*SUPPLIED MATERIAL:*
====================
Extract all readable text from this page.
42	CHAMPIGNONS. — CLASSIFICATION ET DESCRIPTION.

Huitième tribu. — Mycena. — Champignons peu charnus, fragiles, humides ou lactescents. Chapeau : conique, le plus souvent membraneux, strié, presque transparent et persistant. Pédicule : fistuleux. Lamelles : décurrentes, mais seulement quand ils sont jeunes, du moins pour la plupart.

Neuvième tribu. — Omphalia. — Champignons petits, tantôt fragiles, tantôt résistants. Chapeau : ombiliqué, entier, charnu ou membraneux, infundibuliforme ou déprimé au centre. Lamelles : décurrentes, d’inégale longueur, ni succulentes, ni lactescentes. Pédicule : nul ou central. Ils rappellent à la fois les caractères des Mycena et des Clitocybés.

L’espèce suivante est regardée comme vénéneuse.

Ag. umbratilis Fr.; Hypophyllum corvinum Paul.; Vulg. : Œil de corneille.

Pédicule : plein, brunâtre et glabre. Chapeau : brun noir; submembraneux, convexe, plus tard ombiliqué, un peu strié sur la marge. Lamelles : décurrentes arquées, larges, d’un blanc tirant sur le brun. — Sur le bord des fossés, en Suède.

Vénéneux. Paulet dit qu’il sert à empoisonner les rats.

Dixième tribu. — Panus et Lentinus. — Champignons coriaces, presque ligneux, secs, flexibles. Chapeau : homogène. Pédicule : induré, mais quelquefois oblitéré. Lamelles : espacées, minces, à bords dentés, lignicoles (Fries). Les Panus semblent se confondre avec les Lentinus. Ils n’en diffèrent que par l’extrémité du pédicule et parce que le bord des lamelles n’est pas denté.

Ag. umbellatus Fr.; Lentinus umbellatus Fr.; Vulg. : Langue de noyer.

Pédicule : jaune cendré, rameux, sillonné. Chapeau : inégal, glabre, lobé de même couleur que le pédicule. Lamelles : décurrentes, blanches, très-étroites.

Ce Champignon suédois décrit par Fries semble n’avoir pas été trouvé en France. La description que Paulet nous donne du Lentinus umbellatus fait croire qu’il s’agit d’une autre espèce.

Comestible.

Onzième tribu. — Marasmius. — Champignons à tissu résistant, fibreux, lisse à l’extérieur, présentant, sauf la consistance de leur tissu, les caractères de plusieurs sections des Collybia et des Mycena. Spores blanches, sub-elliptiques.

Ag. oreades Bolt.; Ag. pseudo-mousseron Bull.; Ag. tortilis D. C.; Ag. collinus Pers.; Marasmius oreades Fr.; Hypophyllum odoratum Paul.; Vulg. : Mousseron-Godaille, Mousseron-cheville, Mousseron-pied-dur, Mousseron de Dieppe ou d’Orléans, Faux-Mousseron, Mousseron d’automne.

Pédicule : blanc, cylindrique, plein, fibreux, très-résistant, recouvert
====================
*TASK TO CARRY OUT:* Type the whole listing again, unaltered.

*RESULT OF THE TASK:*
Extract all readable text from this page.
42	CHAMPIGNONS. — CLASSIFICATION ET DESCRIPTION.

Huitième tribu. — Mycena. — Champignons peu charnus, fragiles, humides ou lactescents. Chapeau : conique, le plus souvent membraneux, strié, presque transparent et persistant. Pédicule : fistuleux. Lamelles : décurrentes, mais seulement quand ils sont jeunes, du moins pour la plupart.

Neuvième tribu. — Omphalia. — Champignons petits, tantôt fragiles, tantôt résistants. Chapeau : ombiliqué, entier, charnu ou membraneux, infundibuliforme ou déprimé au centre. Lamelles : décurrentes, d’inégale longueur, ni succulentes, ni lactescentes. Pédicule : nul ou central. Ils rappellent à la fois les caractères des Mycena et des Clitocybés.

L’espèce suivante est regardée comme vénéneuse.

Ag. umbratilis Fr.; Hypophyllum corvinum Paul.; Vulg. : Œil de corneille.

Pédicule : plein, brunâtre et glabre. Chapeau : brun noir; submembraneux, convexe, plus tard ombiliqué, un peu strié sur la marge. Lamelles : décurrentes arquées, larges, d’un blanc tirant sur le brun. — Sur le bord des fossés, en Suède.

Vénéneux. Paulet dit qu’il sert à empoisonner les rats.

Dixième tribu. — Panus et Lentinus. — Champignons coriaces, presque ligneux, secs, flexibles. Chapeau : homogène. Pédicule : induré, mais quelquefois oblitéré. Lamelles : espacées, minces, à bords dentés, lignicoles (Fries). Les Panus semblent se confondre avec les Lentinus. Ils n’en diffèrent que par l’extrémité du pédicule et parce que le bord des lamelles n’est pas denté.

Ag. umbellatus Fr.; Lentinus umbellatus Fr.; Vulg. : Langue de noyer.

Pédicule : jaune cendré, rameux, sillonné. Chapeau : inégal, glabre, lobé de même couleur que le pédicule. Lamelles : décurrentes, blanches, très-étroites.

Ce Champignon suédois décrit par Fries semble n’avoir pas été trouvé en France. La description que Paulet nous donne du Lentinus umbellatus fait croire qu’il s’agit d’une autre espèce.

Comestible.

Onzième tribu. — Marasmius. — Champignons à tissu résistant, fibreux, lisse à l’extérieur, présentant, sauf la consistance de leur tissu, les caractères de plusieurs sections des Collybia et des Mycena. Spores blanches, sub-elliptiques.

Ag. oreades Bolt.; Ag. pseudo-mousseron Bull.; Ag. tortilis D. C.; Ag. collinus Pers.; Marasmius oreades Fr.; Hypophyllum odoratum Paul.; Vulg. : Mousseron-Godaille, Mousseron-cheville, Mousseron-pied-dur, Mousseron de Dieppe ou d’Orléans, Faux-Mousseron, Mousseron d’automne.

Pédicule : blanc, cylindrique, plein, fibreux, très-résistant, recouvert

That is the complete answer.